<<<<

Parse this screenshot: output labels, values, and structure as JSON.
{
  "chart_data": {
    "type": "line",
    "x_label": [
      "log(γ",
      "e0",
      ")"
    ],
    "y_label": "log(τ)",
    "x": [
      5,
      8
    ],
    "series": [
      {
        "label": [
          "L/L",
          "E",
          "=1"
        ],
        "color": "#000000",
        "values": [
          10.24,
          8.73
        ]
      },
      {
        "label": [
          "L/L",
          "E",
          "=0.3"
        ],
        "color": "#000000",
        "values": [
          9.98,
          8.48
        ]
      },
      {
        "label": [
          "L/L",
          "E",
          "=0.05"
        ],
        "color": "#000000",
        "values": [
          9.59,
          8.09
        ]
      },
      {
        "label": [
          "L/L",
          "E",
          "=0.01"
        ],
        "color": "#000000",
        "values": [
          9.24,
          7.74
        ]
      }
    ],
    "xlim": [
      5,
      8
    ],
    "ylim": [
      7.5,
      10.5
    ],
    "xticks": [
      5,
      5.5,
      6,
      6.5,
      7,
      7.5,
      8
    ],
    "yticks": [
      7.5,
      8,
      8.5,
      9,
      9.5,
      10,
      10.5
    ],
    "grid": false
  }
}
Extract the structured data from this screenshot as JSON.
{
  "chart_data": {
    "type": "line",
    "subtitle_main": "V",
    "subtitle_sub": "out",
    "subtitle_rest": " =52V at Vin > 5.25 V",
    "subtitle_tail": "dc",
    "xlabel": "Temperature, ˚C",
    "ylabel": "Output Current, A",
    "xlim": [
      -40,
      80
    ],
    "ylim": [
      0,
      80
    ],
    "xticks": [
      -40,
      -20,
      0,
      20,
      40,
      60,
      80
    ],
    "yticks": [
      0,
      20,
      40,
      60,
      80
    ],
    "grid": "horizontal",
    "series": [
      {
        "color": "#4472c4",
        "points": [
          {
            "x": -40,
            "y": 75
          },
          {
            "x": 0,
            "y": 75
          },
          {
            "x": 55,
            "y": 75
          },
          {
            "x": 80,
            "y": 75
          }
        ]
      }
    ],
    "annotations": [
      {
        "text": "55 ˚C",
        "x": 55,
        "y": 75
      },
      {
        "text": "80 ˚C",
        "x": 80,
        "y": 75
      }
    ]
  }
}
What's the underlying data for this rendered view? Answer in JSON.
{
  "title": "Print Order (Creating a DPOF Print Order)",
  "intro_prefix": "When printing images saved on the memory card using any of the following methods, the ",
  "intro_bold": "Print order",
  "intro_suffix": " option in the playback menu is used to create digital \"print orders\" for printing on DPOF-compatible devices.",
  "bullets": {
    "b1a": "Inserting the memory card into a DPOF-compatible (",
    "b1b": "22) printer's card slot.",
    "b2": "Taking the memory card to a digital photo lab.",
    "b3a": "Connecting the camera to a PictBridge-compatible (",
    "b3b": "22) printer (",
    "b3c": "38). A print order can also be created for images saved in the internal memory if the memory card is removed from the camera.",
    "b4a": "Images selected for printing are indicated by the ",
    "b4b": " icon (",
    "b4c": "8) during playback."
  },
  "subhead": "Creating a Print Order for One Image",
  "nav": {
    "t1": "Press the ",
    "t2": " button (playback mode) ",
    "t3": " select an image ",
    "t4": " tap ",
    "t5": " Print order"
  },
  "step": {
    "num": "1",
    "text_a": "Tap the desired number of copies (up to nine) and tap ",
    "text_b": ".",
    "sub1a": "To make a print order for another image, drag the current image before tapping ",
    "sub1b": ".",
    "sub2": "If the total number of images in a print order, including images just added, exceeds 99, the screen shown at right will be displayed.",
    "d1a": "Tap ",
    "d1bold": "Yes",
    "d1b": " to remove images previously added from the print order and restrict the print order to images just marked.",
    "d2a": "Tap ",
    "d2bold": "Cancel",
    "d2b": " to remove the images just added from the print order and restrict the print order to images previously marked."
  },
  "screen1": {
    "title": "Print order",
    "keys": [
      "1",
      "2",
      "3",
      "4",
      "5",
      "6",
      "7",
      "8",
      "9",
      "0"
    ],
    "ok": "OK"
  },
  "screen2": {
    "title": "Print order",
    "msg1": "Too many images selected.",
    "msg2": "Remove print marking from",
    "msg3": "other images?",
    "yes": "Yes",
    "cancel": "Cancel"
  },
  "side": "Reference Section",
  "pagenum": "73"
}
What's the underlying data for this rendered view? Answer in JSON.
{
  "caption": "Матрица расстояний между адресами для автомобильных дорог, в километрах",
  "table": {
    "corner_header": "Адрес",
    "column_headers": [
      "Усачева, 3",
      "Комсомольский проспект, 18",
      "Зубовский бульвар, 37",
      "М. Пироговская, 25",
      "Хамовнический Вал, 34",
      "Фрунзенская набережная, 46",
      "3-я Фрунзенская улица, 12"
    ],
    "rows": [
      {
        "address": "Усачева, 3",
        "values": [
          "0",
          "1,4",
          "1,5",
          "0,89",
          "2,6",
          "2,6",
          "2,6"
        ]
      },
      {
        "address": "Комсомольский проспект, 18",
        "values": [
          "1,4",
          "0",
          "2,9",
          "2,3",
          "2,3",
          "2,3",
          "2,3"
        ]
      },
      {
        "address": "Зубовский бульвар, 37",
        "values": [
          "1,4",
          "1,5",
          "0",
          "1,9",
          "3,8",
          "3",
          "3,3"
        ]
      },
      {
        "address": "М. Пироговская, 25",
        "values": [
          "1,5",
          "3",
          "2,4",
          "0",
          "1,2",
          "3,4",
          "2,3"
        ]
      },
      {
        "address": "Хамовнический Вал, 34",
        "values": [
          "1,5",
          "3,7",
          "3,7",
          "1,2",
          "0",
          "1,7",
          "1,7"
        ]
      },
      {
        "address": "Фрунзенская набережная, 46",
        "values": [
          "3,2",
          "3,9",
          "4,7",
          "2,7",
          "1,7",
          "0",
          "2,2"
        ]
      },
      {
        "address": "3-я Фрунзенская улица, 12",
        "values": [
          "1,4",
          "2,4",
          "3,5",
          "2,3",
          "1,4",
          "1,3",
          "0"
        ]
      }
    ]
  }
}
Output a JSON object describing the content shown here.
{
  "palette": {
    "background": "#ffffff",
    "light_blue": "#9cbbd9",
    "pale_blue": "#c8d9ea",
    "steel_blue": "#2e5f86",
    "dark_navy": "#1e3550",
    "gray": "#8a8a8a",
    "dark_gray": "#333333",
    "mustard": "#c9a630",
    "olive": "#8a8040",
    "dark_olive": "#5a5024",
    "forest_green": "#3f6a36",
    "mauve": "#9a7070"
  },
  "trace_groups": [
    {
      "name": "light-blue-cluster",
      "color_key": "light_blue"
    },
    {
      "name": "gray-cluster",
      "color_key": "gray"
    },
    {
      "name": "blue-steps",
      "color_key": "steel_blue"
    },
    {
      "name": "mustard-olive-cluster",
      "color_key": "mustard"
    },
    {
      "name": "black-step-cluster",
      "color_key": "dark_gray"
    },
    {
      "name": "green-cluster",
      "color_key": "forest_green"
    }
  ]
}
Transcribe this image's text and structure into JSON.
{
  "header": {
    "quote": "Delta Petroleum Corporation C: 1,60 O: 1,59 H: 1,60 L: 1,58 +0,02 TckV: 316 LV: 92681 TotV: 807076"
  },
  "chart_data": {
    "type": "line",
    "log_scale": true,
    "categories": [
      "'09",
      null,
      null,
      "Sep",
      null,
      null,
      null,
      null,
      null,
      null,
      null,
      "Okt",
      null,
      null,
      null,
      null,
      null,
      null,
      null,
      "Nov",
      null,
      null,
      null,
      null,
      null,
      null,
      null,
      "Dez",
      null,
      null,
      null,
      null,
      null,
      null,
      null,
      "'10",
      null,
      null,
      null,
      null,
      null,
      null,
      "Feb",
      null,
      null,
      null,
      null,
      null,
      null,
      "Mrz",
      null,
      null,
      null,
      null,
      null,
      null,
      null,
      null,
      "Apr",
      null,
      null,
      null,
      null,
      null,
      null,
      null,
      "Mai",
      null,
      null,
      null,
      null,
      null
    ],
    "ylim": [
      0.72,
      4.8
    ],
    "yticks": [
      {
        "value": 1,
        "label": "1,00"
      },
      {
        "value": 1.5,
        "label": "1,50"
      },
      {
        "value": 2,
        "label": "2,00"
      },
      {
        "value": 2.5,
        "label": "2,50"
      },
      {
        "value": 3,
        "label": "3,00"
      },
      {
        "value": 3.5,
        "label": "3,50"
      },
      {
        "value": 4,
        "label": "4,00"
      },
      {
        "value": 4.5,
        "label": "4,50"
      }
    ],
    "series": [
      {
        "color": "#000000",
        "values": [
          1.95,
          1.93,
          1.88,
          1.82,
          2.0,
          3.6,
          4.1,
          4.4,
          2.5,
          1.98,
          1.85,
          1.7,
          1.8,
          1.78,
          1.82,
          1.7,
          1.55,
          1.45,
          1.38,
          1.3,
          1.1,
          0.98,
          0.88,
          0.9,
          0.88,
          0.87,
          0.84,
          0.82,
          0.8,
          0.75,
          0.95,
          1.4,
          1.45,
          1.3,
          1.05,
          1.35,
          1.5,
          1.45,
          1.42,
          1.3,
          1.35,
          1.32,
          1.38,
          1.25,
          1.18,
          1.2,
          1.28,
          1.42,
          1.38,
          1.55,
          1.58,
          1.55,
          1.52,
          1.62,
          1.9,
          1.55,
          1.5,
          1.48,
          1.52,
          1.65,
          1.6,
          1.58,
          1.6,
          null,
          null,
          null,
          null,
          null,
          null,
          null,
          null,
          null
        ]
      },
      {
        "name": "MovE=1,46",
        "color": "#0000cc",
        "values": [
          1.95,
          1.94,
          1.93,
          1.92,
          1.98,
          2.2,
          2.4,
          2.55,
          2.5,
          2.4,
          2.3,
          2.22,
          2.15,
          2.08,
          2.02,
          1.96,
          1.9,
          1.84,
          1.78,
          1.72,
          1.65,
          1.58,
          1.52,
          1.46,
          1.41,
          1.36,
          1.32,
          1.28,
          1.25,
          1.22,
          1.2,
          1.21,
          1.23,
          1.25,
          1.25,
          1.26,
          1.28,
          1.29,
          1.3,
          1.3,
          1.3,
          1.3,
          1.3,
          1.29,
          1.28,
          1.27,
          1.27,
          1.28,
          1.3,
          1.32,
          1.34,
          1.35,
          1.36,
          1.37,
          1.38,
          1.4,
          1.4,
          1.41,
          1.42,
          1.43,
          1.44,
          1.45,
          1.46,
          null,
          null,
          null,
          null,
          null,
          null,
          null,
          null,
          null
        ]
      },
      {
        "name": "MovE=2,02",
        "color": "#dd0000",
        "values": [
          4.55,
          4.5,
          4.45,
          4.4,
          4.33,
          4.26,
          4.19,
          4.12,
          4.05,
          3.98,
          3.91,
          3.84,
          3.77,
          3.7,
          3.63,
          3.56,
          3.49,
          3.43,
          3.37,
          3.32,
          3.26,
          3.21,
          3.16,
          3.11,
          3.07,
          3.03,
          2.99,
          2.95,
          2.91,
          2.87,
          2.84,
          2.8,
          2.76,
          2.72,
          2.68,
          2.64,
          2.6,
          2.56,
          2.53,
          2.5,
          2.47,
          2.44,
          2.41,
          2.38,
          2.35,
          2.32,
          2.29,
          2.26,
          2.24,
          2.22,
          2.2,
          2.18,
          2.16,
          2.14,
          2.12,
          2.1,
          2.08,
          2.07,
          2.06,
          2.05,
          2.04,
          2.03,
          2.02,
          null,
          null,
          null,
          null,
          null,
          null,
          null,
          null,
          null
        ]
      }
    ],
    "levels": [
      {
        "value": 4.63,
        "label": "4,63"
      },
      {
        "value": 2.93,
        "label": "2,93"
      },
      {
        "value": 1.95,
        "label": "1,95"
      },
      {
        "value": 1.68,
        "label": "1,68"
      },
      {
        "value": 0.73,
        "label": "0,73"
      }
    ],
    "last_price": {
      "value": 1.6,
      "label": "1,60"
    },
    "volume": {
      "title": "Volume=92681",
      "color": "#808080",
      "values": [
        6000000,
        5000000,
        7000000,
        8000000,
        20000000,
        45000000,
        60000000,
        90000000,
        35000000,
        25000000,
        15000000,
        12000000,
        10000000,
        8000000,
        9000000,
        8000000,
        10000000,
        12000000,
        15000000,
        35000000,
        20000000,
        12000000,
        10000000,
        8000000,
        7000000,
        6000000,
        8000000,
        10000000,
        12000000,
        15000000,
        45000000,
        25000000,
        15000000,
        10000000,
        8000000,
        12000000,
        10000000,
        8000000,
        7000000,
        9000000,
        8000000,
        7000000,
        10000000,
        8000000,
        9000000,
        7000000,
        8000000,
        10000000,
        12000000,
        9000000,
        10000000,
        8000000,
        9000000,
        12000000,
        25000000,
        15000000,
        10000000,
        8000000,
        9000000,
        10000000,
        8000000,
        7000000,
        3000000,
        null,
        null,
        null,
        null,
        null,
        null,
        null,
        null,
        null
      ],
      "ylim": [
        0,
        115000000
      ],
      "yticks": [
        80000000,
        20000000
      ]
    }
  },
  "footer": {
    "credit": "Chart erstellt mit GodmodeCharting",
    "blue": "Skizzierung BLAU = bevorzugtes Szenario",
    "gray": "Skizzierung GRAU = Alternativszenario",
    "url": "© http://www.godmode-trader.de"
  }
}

>>>>

Aim of the task
From the listing above, pick out every line containing "mustard".

Correct output
    "mustard": "#c9a630",
      "name": "mustard-olive-cluster",
      "color_key": "mustard"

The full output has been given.